--- SUPPLIED DATA ---
>> start

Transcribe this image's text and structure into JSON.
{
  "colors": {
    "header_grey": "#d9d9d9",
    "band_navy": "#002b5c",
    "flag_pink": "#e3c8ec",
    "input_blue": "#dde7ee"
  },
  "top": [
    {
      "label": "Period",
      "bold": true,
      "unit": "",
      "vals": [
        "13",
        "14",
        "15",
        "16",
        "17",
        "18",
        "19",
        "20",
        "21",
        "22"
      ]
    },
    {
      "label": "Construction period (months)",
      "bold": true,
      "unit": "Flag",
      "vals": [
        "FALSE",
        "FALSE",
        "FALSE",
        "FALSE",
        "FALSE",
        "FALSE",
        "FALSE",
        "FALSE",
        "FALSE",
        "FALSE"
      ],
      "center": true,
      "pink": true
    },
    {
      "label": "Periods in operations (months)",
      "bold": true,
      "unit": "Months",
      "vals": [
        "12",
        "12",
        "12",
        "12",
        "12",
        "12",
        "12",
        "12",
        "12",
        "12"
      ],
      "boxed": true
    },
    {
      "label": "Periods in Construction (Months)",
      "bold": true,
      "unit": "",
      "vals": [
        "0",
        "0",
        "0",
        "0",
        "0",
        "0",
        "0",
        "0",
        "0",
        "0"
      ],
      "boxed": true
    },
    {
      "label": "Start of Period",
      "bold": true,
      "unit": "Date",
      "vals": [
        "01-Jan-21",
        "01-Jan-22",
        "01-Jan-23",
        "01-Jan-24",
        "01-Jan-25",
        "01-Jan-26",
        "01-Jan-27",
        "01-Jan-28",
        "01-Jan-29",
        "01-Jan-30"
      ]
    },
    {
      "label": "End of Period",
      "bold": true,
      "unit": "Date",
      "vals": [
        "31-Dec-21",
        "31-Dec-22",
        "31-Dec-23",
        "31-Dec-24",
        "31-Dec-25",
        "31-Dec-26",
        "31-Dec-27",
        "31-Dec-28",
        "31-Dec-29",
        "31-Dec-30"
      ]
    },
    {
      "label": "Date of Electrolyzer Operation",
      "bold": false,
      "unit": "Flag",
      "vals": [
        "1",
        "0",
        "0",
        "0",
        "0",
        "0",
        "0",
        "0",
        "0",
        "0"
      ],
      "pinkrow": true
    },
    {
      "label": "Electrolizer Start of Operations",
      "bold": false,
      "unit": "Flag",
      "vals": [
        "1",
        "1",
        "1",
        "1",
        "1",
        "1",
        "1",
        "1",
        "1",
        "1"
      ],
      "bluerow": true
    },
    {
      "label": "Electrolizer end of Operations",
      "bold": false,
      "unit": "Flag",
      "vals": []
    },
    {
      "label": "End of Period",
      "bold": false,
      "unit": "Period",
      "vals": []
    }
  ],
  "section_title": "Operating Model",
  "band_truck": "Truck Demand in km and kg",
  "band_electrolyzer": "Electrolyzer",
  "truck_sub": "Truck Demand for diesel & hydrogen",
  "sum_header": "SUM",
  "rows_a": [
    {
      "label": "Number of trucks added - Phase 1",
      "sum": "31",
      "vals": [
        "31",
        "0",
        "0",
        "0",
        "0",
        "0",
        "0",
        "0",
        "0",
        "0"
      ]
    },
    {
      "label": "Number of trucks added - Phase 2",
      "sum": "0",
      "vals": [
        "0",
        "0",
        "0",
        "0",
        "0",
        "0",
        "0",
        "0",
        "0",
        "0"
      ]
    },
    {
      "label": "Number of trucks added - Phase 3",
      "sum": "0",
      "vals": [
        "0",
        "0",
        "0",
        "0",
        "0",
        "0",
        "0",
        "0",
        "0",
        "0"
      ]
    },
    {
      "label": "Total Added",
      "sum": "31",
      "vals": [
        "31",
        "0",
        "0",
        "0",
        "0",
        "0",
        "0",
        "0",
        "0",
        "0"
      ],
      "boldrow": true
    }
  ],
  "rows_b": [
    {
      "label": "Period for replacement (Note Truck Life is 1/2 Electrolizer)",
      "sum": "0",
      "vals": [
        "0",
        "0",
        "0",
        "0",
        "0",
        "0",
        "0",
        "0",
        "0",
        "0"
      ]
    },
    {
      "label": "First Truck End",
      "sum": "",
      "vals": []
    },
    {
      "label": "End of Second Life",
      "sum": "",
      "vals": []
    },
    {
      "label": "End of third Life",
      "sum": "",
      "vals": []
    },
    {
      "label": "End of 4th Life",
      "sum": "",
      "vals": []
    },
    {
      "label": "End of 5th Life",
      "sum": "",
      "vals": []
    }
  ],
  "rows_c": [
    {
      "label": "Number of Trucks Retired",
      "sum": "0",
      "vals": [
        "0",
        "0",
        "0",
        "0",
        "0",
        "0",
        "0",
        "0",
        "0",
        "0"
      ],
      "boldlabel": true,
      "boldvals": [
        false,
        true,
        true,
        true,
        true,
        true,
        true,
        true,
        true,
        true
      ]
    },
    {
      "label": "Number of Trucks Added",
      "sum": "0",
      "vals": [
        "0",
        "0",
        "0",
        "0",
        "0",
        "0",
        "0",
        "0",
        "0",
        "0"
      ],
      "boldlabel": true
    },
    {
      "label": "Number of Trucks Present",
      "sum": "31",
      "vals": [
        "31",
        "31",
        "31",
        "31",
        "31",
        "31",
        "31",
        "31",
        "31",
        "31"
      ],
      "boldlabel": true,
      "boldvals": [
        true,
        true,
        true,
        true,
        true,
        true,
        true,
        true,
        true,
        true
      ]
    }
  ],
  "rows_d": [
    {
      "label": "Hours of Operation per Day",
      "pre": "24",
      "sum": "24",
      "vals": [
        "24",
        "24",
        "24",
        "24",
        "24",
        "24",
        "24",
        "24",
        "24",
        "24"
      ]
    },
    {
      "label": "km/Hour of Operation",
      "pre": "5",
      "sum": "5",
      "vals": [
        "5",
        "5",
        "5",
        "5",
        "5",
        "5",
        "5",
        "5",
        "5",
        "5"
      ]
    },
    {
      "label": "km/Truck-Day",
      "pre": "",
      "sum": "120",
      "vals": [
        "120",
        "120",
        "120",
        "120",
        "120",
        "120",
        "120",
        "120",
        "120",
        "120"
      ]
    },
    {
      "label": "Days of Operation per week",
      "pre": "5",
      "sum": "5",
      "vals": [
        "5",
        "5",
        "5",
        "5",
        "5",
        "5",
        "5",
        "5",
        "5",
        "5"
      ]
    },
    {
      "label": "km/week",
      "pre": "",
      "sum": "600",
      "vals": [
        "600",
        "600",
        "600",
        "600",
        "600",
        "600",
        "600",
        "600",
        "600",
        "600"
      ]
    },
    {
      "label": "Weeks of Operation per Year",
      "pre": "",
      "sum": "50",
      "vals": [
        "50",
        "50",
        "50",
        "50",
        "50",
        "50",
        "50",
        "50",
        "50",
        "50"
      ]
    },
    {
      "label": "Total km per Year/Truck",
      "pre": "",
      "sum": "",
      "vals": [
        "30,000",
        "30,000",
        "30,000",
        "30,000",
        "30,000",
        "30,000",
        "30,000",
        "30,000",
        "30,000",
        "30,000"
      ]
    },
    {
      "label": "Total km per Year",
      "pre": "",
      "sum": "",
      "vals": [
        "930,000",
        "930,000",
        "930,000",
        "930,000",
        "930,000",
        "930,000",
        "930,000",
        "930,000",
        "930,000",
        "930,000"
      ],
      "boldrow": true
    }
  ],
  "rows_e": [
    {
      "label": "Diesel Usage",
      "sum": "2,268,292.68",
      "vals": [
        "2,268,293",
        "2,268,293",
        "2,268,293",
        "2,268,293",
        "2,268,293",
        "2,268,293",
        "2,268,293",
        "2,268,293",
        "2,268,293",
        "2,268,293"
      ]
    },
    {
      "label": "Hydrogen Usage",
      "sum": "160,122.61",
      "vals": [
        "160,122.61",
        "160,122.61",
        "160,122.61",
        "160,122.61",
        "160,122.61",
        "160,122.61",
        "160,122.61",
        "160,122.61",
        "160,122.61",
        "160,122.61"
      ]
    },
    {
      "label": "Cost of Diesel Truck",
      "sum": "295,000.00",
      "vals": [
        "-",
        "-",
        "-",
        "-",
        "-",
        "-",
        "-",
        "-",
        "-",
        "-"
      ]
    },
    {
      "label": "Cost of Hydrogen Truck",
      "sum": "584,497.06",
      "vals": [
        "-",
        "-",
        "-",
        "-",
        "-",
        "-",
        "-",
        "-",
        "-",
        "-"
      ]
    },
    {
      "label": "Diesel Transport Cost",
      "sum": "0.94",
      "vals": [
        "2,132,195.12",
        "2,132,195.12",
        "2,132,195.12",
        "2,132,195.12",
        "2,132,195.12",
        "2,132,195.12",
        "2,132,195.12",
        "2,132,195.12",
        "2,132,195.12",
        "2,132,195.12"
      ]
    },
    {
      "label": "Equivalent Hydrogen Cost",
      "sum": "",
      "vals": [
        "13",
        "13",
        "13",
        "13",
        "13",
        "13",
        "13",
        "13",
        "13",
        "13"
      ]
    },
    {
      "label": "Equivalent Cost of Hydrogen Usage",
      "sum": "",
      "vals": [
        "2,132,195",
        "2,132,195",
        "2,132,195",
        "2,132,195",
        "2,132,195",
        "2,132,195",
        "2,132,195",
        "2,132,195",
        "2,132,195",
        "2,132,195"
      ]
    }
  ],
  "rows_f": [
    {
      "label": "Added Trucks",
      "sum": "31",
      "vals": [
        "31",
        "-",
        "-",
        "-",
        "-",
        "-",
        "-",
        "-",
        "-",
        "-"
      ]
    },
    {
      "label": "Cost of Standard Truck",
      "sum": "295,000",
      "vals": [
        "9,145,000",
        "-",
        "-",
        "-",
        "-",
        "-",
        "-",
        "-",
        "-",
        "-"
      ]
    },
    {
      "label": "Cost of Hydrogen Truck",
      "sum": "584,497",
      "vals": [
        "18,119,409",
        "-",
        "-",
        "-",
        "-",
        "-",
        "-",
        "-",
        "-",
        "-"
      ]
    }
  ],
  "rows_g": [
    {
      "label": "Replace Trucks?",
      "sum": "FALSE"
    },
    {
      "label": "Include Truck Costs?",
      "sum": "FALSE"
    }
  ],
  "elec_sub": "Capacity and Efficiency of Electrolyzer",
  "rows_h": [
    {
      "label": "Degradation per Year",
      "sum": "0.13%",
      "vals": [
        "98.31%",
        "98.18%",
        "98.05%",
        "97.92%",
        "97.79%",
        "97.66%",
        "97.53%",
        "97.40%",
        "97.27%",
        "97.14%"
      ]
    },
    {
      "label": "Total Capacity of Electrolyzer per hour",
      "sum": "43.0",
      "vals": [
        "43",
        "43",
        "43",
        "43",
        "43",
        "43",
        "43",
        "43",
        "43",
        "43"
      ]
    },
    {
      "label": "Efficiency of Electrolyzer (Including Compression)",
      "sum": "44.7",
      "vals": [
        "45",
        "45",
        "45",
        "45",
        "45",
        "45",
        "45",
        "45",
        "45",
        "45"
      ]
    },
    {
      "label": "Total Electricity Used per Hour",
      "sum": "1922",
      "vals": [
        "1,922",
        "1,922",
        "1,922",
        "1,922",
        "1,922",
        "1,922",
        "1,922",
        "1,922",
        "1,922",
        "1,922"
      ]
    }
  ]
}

>> end

Go through the material above and count the lines that contain "Periods"; give that number alone.

2